• **What you will do**
Copy all the data exactly, except the pictures.

# # #

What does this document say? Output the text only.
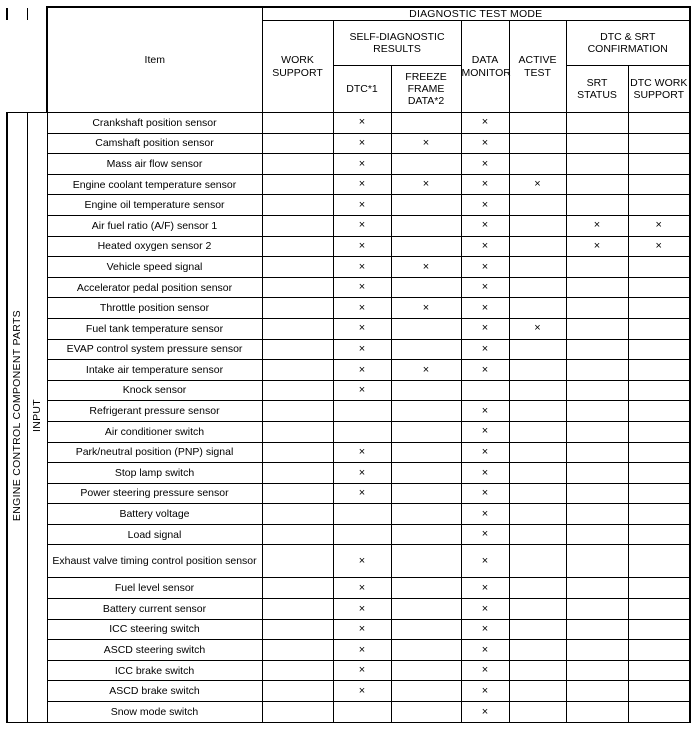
		Item	DIAGNOSTIC TEST MODE						
			WORK SUPPORT	SELF-DIAGNOSTIC RESULTS		DATA MONITOR	ACTIVE TEST	DTC & SRT CONFIRMATION	
				DTC*1	FREEZE FRAME DATA*2			SRT STATUS	DTC WORK SUPPORT
ENGINE CONTROL COMPONENT PARTS	INPUT	Crankshaft position sensor		×		×			
		Camshaft position sensor		×	×	×			
		Mass air flow sensor		×		×			
		Engine coolant temperature sensor		×	×	×	×		
		Engine oil temperature sensor		×		×			
		Air fuel ratio (A/F) sensor 1		×		×		×	×
		Heated oxygen sensor 2		×		×		×	×
		Vehicle speed signal		×	×	×			
		Accelerator pedal position sensor		×		×			
		Throttle position sensor		×	×	×			
		Fuel tank temperature sensor		×		×	×		
		EVAP control system pressure sensor		×		×			
		Intake air temperature sensor		×	×	×			
		Knock sensor		×					
		Refrigerant pressure sensor				×			
		Air conditioner switch				×			
		Park/neutral position (PNP) signal		×		×			
		Stop lamp switch		×		×			
		Power steering pressure sensor		×		×			
		Battery voltage				×			
		Load signal				×			
		Exhaust valve timing control position sensor		×		×			
		Fuel level sensor		×		×			
		Battery current sensor		×		×			
		ICC steering switch		×		×			
		ASCD steering switch		×		×			
		ICC brake switch		×		×			
		ASCD brake switch		×		×			
		Snow mode switch				×			
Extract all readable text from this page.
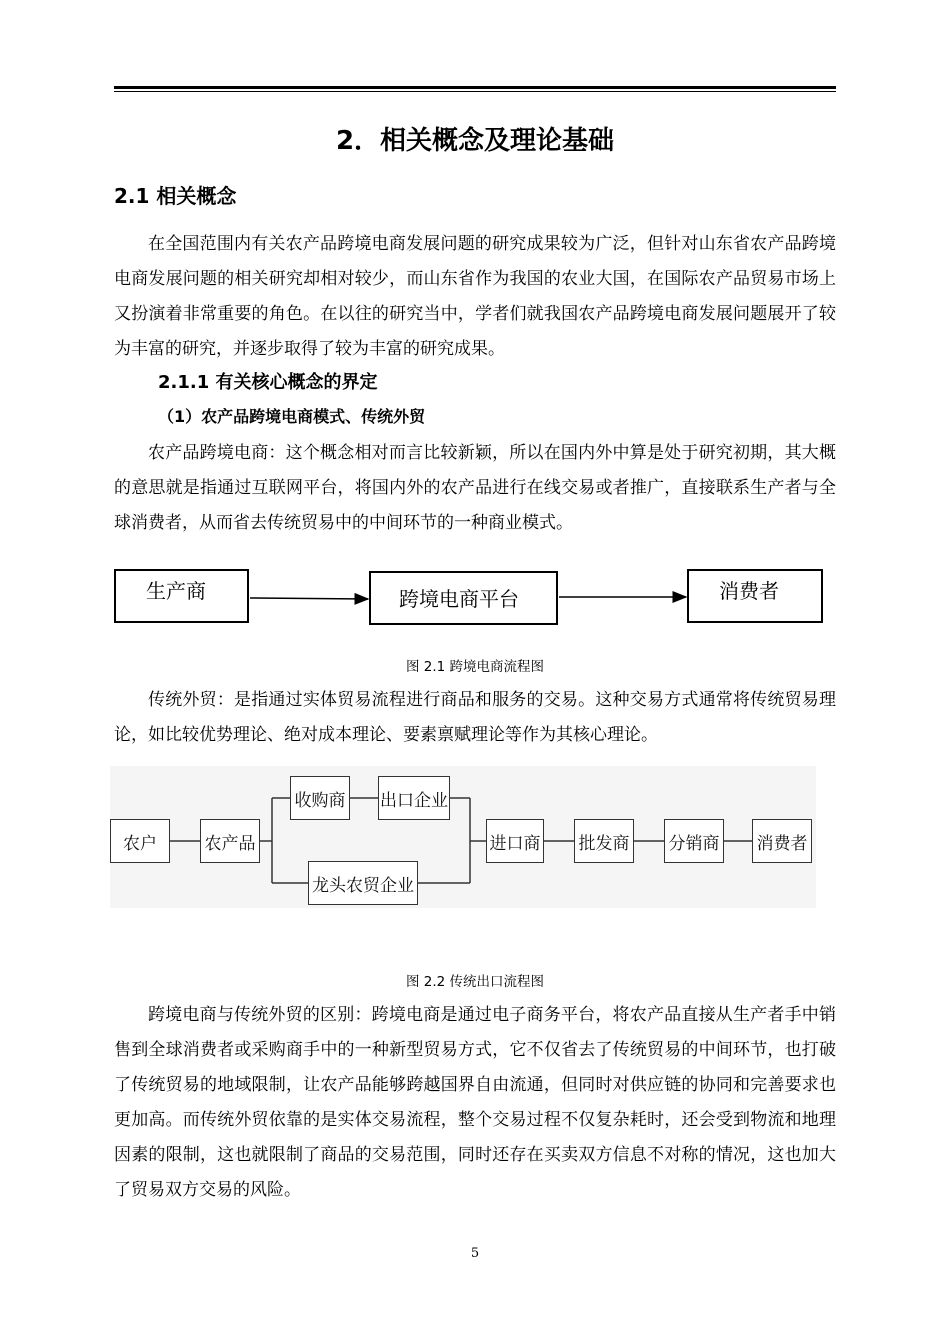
2．相关概念及理论基础
2.1 相关概念

在全国范围内有关农产品跨境电商发展问题的研究成果较为广泛，但针对山东省农产品跨境电商发展问题的相关研究却相对较少，而山东省作为我国的农业大国，在国际农产品贸易市场上又扮演着非常重要的角色。在以往的研究当中，学者们就我国农产品跨境电商发展问题展开了较为丰富的研究，并逐步取得了较为丰富的研究成果。

2.1.1 有关核心概念的界定
（1）农产品跨境电商模式、传统外贸

农产品跨境电商：这个概念相对而言比较新颖，所以在国内外中算是处于研究初期，其大概的意思就是指通过互联网平台，将国内外的农产品进行在线交易或者推广，直接联系生产者与全球消费者，从而省去传统贸易中的中间环节的一种商业模式。

生产商	跨境电商平台	消费者
图 2.1 跨境电商流程图

传统外贸：是指通过实体贸易流程进行商品和服务的交易。这种交易方式通常将传统贸易理论，如比较优势理论、绝对成本理论、要素禀赋理论等作为其核心理论。

农户	农产品
收购商 出口企业
龙头农贸企业
进口商 批发商 分销商 消费者
图 2.2 传统出口流程图

跨境电商与传统外贸的区别：跨境电商是通过电子商务平台，将农产品直接从生产者手中销售到全球消费者或采购商手中的一种新型贸易方式，它不仅省去了传统贸易的中间环节，也打破了传统贸易的地域限制，让农产品能够跨越国界自由流通，但同时对供应链的协同和完善要求也更加高。而传统外贸依靠的是实体交易流程，整个交易过程不仅复杂耗时，还会受到物流和地理因素的限制，这也就限制了商品的交易范围，同时还存在买卖双方信息不对称的情况，这也加大了贸易双方交易的风险。

5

# # #

• **Task answer**
What does this document say? Output the text only.
		Item	DIAGNOSTIC TEST MODE						
			WORK SUPPORT	SELF-DIAGNOSTIC RESULTS		DATA MONITOR	ACTIVE TEST	DTC & SRT CONFIRMATION	
				DTC*1	FREEZE FRAME DATA*2			SRT STATUS	DTC WORK SUPPORT
ENGINE CONTROL COMPONENT PARTS	INPUT	Crankshaft position sensor		×		×			
		Camshaft position sensor		×	×	×			
		Mass air flow sensor		×		×			
		Engine coolant temperature sensor		×	×	×	×		
		Engine oil temperature sensor		×		×			
		Air fuel ratio (A/F) sensor 1		×		×		×	×
		Heated oxygen sensor 2		×		×		×	×
		Vehicle speed signal		×	×	×			
		Accelerator pedal position sensor		×		×			
		Throttle position sensor		×	×	×			
		Fuel tank temperature sensor		×		×	×		
		EVAP control system pressure sensor		×		×			
		Intake air temperature sensor		×	×	×			
		Knock sensor		×					
		Refrigerant pressure sensor				×			
		Air conditioner switch				×			
		Park/neutral position (PNP) signal		×		×			
		Stop lamp switch		×		×			
		Power steering pressure sensor		×		×			
		Battery voltage				×			
		Load signal				×			
		Exhaust valve timing control position sensor		×		×			
		Fuel level sensor		×		×			
		Battery current sensor		×		×			
		ICC steering switch		×		×			
		ASCD steering switch		×		×			
		ICC brake switch		×		×			
		ASCD brake switch		×		×			
		Snow mode switch				×			
Extract all readable text from this page.
2．相关概念及理论基础
2.1 相关概念

在全国范围内有关农产品跨境电商发展问题的研究成果较为广泛，但针对山东省农产品跨境电商发展问题的相关研究却相对较少，而山东省作为我国的农业大国，在国际农产品贸易市场上又扮演着非常重要的角色。在以往的研究当中，学者们就我国农产品跨境电商发展问题展开了较为丰富的研究，并逐步取得了较为丰富的研究成果。

2.1.1 有关核心概念的界定
（1）农产品跨境电商模式、传统外贸

农产品跨境电商：这个概念相对而言比较新颖，所以在国内外中算是处于研究初期，其大概的意思就是指通过互联网平台，将国内外的农产品进行在线交易或者推广，直接联系生产者与全球消费者，从而省去传统贸易中的中间环节的一种商业模式。

生产商	跨境电商平台	消费者
图 2.1 跨境电商流程图

传统外贸：是指通过实体贸易流程进行商品和服务的交易。这种交易方式通常将传统贸易理论，如比较优势理论、绝对成本理论、要素禀赋理论等作为其核心理论。

农户	农产品
收购商 出口企业
龙头农贸企业
进口商 批发商 分销商 消费者
图 2.2 传统出口流程图

跨境电商与传统外贸的区别：跨境电商是通过电子商务平台，将农产品直接从生产者手中销售到全球消费者或采购商手中的一种新型贸易方式，它不仅省去了传统贸易的中间环节，也打破了传统贸易的地域限制，让农产品能够跨越国界自由流通，但同时对供应链的协同和完善要求也更加高。而传统外贸依靠的是实体交易流程，整个交易过程不仅复杂耗时，还会受到物流和地理因素的限制，这也就限制了商品的交易范围，同时还存在买卖双方信息不对称的情况，这也加大了贸易双方交易的风险。

5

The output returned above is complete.